Work to do
Narrow the data below down to the lines containing "PikiranRakyat".

Given records
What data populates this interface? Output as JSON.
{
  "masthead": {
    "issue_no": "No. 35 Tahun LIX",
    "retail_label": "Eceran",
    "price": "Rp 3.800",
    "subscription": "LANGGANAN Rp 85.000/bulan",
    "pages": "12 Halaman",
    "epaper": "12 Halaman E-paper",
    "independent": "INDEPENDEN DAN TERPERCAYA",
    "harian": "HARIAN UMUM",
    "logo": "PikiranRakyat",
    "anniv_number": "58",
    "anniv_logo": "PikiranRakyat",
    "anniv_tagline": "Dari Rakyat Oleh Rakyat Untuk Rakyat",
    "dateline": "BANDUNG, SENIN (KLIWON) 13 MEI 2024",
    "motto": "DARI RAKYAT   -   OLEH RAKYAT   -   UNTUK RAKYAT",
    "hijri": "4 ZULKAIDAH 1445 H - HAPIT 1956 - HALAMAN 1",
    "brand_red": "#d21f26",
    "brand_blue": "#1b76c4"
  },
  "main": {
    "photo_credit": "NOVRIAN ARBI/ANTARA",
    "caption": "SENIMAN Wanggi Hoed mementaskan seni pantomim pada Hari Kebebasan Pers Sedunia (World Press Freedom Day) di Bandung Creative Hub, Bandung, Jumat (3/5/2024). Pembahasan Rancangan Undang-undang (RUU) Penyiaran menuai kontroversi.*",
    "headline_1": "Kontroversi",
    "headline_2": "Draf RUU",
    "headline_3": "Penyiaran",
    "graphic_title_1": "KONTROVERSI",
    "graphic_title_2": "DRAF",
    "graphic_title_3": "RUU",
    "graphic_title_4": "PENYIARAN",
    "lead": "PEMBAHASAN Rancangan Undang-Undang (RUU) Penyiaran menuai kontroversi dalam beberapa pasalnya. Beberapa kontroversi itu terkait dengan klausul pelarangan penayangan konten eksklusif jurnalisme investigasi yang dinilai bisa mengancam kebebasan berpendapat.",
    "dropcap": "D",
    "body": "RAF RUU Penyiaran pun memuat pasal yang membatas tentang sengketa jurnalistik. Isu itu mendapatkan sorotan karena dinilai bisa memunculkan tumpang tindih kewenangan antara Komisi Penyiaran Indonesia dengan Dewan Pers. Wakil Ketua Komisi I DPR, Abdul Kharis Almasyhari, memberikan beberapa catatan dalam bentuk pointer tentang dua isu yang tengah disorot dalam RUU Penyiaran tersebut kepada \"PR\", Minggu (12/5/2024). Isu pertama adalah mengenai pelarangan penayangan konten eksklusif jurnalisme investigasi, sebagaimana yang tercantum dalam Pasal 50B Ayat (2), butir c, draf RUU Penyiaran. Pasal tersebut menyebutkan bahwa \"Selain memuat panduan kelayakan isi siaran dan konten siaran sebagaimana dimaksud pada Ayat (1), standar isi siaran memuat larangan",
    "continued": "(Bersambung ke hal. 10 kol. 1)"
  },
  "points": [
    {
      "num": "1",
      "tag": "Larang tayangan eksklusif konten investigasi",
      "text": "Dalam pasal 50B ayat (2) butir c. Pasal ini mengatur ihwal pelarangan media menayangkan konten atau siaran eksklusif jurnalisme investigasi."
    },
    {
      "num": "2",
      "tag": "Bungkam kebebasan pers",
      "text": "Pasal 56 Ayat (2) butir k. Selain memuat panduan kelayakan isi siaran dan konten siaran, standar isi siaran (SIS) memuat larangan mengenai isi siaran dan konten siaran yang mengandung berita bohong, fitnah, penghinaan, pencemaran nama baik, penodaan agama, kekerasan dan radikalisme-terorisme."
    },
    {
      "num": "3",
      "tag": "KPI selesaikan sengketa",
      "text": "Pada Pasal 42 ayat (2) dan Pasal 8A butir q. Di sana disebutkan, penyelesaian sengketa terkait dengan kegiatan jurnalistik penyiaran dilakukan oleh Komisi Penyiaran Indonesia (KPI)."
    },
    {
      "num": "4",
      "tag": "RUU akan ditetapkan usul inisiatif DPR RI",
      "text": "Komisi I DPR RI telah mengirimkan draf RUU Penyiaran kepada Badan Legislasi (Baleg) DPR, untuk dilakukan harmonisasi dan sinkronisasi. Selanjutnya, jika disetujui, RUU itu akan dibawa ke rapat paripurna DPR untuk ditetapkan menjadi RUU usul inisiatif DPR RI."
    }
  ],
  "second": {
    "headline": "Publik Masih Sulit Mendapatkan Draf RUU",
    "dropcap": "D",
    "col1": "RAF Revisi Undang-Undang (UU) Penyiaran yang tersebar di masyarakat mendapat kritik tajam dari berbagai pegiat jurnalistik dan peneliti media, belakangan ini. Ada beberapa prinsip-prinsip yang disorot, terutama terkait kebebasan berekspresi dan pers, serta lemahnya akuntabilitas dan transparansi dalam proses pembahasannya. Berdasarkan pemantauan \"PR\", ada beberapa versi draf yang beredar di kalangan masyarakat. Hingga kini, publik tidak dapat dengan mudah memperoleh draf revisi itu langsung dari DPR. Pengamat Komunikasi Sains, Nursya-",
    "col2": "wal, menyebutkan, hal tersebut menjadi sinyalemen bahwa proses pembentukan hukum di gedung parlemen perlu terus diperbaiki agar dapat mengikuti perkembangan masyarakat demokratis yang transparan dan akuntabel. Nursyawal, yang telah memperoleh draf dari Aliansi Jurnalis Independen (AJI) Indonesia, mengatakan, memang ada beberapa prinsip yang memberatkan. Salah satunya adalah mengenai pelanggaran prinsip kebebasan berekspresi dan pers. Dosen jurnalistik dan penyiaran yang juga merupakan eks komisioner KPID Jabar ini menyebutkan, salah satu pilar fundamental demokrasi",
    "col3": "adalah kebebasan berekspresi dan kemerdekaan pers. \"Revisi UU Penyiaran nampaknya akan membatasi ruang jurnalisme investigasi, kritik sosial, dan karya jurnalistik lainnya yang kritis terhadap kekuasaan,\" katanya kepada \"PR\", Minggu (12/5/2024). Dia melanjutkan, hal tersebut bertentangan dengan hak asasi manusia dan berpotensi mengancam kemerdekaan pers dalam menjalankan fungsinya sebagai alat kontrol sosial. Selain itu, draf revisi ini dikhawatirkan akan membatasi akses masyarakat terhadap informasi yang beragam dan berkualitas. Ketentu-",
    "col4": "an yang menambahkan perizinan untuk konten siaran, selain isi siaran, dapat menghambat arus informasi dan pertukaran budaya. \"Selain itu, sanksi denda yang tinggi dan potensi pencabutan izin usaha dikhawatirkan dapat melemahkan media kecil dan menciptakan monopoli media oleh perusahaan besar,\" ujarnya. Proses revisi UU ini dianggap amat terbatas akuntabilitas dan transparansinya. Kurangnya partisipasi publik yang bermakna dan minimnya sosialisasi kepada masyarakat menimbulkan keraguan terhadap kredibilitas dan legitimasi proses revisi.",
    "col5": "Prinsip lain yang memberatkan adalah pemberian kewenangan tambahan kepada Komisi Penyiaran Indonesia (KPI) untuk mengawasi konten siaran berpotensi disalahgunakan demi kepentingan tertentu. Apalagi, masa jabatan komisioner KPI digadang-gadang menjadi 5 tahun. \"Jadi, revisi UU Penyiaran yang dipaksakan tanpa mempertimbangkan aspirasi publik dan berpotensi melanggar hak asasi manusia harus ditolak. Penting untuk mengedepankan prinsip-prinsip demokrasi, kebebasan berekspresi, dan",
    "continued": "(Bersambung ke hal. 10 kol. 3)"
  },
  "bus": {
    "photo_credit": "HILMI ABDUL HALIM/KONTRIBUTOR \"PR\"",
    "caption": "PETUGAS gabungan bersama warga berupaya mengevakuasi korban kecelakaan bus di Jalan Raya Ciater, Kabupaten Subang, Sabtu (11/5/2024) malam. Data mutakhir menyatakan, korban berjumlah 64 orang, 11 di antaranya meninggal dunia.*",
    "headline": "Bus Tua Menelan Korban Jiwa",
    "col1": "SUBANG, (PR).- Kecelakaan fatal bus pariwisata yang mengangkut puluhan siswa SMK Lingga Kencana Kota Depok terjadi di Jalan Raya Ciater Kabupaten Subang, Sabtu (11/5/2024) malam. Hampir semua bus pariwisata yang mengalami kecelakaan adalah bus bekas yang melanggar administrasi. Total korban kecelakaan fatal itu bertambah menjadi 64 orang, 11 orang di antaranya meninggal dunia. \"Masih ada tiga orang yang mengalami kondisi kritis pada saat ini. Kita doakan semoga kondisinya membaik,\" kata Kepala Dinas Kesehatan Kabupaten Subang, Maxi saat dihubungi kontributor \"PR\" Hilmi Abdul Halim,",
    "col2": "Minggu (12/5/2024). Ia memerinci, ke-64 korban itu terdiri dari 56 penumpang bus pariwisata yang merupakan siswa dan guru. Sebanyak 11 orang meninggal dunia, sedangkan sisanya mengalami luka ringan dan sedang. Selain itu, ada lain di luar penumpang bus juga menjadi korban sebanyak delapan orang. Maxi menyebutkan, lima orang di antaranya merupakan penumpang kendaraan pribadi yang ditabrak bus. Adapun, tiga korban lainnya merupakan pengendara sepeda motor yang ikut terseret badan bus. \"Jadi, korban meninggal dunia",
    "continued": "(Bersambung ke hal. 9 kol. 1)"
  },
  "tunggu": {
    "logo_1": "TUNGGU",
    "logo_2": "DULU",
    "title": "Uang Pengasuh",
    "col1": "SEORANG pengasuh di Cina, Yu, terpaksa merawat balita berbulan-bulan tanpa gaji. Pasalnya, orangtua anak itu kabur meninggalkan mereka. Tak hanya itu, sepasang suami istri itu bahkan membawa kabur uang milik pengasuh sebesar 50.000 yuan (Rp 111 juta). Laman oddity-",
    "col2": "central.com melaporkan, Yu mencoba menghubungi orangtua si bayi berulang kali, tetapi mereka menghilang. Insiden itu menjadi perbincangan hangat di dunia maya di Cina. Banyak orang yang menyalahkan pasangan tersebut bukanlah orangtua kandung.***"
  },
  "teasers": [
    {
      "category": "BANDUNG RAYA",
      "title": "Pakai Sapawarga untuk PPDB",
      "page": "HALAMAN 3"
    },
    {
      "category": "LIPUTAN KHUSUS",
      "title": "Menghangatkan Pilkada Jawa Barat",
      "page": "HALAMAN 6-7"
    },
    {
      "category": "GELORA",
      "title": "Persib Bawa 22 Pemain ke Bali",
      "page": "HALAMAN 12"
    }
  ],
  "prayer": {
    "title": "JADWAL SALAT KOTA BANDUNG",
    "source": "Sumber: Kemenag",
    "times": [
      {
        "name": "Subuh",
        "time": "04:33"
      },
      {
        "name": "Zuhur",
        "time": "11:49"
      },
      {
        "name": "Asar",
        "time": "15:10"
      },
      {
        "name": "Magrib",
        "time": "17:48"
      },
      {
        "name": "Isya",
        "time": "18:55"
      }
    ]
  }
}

Finished answer
    "logo": "PikiranRakyat",
    "anniv_logo": "PikiranRakyat",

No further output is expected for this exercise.